§ **What you need to do**
Whenever a line contains the string "color", copy it out of the entries.

§ **Data records**
::::::::

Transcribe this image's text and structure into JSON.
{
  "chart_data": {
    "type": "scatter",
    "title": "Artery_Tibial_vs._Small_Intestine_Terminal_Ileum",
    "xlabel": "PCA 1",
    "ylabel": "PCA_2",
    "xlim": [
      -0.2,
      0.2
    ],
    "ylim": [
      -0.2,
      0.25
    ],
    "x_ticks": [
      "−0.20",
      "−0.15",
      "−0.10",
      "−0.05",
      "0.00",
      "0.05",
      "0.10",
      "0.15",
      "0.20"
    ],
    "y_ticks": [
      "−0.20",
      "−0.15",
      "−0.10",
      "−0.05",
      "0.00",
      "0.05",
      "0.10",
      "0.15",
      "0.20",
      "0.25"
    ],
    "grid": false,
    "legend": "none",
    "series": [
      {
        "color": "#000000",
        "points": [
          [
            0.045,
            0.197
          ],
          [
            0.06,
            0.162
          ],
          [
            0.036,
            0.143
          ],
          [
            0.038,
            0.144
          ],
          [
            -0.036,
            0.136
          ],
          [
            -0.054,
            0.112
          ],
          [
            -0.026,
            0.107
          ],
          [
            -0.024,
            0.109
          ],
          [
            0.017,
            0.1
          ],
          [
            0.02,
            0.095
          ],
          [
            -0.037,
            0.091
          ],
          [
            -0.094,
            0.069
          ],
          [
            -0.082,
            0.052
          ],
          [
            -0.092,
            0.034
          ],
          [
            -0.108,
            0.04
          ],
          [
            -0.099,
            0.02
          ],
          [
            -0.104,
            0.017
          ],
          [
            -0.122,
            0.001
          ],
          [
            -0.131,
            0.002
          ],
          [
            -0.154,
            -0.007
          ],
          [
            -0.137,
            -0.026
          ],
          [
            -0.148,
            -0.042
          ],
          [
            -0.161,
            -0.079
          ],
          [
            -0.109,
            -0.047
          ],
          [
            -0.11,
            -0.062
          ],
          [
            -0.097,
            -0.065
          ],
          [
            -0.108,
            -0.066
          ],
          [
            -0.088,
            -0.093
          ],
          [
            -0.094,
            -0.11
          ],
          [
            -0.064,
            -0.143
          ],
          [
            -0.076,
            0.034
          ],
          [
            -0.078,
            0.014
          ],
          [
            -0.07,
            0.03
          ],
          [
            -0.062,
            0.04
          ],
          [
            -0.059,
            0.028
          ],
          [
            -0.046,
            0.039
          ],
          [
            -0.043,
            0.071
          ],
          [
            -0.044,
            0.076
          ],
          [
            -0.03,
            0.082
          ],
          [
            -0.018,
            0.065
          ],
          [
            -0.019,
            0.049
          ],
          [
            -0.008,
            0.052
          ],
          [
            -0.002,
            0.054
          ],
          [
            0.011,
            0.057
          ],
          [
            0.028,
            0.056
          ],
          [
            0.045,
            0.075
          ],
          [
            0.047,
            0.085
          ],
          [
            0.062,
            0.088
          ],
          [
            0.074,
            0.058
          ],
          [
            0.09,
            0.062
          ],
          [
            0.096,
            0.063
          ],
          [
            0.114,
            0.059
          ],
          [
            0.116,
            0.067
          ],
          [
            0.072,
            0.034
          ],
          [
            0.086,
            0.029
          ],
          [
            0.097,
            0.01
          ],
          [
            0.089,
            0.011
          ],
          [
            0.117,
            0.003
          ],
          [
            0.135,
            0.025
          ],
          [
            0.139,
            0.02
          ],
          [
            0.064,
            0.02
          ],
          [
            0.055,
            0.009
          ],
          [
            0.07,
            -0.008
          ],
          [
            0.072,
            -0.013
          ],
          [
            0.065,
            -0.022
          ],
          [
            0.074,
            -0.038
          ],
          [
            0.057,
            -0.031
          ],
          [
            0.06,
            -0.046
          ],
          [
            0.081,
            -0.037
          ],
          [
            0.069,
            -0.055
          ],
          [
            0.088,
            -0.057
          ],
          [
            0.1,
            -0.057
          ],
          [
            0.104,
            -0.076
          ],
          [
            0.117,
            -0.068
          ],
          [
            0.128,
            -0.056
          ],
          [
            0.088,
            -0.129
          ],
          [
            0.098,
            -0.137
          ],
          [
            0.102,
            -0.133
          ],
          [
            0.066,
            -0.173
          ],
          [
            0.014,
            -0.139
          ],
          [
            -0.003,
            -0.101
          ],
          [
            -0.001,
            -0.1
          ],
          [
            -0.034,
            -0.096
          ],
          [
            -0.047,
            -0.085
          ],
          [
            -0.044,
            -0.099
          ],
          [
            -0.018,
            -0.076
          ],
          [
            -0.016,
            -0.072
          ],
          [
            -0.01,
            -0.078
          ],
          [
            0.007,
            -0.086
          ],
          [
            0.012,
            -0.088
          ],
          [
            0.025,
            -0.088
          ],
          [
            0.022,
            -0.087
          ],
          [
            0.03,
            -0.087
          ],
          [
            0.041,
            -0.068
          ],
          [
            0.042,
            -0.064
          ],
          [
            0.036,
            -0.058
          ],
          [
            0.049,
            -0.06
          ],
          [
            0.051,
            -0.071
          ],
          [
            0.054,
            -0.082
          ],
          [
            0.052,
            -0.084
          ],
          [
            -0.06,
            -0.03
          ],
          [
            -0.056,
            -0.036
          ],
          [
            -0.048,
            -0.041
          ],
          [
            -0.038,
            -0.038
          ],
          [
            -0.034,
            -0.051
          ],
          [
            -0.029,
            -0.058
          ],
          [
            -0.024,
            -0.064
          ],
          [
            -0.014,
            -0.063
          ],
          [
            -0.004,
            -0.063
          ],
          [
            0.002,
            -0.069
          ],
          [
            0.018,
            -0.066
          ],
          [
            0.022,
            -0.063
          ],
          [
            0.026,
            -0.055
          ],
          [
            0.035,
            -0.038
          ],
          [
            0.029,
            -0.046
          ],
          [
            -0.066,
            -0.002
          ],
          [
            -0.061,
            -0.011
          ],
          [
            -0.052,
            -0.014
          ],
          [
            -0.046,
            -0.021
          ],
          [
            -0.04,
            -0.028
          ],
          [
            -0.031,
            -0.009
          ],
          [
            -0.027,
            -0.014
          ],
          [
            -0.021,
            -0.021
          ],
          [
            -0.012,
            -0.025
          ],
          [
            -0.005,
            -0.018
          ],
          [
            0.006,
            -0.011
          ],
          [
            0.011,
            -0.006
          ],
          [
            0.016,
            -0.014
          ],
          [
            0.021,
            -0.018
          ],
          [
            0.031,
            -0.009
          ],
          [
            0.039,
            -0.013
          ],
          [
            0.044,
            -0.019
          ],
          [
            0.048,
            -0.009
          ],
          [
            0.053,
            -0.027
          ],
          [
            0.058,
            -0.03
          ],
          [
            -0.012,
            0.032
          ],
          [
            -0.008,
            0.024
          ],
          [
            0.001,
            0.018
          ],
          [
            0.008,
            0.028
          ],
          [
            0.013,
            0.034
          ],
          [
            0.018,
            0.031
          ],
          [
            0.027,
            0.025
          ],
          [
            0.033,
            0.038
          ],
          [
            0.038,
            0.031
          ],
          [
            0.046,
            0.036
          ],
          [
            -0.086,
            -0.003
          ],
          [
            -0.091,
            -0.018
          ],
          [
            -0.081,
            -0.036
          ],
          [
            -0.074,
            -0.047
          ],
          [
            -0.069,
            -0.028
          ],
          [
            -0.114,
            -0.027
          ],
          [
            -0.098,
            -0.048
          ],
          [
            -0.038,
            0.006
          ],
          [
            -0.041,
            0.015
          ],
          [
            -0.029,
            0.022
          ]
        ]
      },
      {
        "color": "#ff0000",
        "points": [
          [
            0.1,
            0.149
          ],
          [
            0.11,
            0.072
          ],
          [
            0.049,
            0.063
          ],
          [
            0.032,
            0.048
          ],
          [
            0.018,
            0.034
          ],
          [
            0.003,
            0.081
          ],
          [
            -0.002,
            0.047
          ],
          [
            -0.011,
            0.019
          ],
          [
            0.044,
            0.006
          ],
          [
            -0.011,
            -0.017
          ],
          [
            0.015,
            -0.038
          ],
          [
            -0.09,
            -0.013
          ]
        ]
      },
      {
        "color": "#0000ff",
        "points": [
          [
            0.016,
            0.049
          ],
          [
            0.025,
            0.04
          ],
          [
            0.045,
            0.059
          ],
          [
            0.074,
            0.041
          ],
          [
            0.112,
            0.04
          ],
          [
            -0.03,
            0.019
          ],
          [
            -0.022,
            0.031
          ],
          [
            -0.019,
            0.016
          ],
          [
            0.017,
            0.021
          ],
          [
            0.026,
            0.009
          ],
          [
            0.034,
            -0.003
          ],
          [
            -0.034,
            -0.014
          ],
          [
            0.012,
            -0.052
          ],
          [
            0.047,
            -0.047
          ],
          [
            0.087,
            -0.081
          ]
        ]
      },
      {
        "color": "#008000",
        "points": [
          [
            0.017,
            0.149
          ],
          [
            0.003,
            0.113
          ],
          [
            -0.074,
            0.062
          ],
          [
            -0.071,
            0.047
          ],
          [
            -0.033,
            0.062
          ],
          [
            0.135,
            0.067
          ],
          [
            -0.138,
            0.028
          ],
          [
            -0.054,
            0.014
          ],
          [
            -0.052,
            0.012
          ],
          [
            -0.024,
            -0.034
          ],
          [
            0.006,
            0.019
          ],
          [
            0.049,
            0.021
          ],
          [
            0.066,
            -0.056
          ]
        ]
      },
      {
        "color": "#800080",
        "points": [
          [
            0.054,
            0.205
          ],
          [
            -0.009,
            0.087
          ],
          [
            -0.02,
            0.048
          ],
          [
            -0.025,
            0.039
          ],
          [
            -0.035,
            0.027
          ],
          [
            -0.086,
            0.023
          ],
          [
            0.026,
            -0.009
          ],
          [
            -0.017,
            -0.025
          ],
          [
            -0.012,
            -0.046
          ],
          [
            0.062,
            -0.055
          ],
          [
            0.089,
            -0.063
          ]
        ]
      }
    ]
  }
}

::::::::

§ **Result of this task**
        "color": "#000000",
        "color": "#ff0000",
        "color": "#0000ff",
        "color": "#008000",
        "color": "#800080",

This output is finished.